Problem details
Collect each line of the entries that holds the string "orange".

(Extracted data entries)
============================================================

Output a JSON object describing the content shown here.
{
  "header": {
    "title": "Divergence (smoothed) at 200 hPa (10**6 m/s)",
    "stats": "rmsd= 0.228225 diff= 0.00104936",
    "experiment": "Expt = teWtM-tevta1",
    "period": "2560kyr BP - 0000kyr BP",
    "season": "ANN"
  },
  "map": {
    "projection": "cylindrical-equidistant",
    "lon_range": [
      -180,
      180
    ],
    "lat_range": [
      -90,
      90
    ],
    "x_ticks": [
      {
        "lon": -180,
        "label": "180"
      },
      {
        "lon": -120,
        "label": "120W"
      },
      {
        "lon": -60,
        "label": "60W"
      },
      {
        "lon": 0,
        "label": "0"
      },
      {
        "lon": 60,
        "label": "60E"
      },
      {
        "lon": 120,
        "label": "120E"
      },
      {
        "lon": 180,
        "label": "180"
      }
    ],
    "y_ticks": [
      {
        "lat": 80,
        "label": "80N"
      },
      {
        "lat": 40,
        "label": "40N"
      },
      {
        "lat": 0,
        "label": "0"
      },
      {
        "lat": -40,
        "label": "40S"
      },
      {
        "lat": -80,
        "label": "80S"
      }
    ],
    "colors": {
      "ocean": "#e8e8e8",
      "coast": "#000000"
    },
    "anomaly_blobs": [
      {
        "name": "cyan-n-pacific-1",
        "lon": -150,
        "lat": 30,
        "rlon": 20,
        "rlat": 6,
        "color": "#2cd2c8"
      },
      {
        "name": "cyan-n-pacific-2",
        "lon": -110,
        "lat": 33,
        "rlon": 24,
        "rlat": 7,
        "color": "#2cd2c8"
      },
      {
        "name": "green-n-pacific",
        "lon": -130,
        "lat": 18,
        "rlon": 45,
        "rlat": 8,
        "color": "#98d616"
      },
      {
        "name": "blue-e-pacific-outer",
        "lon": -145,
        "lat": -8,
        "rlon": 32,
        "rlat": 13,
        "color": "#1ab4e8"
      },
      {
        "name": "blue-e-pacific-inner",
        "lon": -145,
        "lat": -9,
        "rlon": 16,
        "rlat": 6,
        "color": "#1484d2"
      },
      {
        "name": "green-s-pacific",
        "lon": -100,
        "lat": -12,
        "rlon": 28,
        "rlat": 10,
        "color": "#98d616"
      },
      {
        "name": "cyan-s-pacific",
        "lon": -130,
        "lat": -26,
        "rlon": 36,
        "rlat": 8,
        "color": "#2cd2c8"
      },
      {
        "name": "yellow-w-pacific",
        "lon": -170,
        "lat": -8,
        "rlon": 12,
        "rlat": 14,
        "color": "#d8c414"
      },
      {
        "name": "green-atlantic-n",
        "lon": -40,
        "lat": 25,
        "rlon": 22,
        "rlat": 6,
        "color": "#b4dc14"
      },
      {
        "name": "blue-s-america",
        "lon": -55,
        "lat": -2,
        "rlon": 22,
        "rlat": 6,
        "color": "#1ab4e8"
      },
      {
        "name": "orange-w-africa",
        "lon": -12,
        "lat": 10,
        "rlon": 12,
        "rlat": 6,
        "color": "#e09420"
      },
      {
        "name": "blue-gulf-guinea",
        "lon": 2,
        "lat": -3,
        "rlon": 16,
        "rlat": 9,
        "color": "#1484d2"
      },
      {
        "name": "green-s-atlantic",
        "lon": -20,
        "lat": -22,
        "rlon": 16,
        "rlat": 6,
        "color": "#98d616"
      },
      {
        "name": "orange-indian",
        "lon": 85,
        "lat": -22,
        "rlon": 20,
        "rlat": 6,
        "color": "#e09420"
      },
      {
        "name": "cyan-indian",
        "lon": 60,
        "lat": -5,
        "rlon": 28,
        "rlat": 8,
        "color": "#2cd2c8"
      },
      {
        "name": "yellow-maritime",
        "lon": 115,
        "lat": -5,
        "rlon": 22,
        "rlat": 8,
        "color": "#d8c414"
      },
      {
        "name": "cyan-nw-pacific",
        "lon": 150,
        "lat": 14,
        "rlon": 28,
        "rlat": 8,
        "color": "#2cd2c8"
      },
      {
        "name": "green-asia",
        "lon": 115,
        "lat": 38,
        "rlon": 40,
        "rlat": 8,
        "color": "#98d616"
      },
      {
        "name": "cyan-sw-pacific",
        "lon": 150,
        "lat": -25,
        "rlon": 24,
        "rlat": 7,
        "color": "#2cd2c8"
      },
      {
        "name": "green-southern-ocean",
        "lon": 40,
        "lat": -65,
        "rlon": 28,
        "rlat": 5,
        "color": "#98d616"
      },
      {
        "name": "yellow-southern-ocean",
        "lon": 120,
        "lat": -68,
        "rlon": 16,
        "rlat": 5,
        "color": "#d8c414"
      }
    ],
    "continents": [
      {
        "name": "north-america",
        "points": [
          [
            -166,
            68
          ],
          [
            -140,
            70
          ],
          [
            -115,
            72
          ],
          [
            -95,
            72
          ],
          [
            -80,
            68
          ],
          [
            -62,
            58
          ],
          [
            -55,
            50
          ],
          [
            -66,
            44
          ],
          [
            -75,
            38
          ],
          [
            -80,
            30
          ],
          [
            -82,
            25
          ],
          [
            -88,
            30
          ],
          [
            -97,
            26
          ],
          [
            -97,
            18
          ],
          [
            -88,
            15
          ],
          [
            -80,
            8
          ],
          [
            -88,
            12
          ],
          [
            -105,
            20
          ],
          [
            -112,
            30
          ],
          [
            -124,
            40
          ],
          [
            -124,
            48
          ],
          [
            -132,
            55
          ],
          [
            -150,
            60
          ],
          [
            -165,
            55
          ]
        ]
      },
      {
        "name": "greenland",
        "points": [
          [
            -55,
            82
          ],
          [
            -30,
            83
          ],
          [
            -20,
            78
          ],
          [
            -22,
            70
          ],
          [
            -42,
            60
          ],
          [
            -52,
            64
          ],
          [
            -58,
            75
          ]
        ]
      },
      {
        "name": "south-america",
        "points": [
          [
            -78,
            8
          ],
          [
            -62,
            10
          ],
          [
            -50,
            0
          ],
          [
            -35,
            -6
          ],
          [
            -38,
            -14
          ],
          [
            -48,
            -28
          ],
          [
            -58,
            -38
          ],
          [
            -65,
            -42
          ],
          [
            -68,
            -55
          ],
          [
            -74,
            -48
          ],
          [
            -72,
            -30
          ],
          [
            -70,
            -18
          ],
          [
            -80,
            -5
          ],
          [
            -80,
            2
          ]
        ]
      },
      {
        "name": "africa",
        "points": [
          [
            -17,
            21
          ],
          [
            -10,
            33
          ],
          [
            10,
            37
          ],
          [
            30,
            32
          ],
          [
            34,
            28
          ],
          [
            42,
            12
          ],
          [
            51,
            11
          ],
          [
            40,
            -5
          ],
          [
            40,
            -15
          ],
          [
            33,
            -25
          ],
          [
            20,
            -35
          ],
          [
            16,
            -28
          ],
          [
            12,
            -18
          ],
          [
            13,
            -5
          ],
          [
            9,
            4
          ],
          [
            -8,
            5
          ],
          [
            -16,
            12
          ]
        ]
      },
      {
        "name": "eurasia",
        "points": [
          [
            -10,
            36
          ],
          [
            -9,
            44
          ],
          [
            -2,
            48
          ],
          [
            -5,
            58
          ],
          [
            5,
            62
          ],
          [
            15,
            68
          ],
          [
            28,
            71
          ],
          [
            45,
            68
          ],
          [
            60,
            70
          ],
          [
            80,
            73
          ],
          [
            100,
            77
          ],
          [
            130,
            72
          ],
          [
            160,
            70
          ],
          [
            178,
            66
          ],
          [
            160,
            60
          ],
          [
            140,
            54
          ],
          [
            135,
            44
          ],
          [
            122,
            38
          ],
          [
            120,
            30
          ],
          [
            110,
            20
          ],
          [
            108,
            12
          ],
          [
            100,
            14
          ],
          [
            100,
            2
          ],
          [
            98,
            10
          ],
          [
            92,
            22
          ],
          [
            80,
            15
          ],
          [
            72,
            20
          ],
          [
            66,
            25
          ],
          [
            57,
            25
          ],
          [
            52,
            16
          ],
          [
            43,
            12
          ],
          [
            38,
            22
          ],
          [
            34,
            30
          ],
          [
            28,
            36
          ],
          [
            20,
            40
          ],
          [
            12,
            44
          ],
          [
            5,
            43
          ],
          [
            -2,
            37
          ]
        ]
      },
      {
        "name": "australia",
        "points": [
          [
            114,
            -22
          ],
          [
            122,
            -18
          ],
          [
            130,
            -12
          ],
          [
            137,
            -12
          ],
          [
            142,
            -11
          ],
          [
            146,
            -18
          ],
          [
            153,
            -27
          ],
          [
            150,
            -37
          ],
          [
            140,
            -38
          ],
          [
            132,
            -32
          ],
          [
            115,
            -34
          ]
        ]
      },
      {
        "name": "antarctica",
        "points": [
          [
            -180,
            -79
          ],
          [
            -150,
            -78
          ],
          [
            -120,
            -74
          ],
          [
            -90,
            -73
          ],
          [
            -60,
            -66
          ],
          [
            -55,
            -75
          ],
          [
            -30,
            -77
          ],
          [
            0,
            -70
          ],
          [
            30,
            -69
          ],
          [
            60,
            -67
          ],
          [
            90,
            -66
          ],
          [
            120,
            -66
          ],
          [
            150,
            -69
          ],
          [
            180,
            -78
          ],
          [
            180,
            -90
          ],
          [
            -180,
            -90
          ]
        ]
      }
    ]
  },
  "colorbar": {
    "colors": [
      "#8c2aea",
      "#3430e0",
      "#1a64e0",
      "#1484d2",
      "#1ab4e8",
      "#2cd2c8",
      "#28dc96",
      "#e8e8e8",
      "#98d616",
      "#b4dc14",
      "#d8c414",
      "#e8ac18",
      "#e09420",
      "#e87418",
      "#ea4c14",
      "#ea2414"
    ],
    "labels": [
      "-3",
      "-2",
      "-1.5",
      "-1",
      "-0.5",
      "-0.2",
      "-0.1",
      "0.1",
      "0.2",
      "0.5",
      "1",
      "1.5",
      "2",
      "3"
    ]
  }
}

============================================================

Written answer
        "name": "orange-w-africa",
        "name": "orange-indian",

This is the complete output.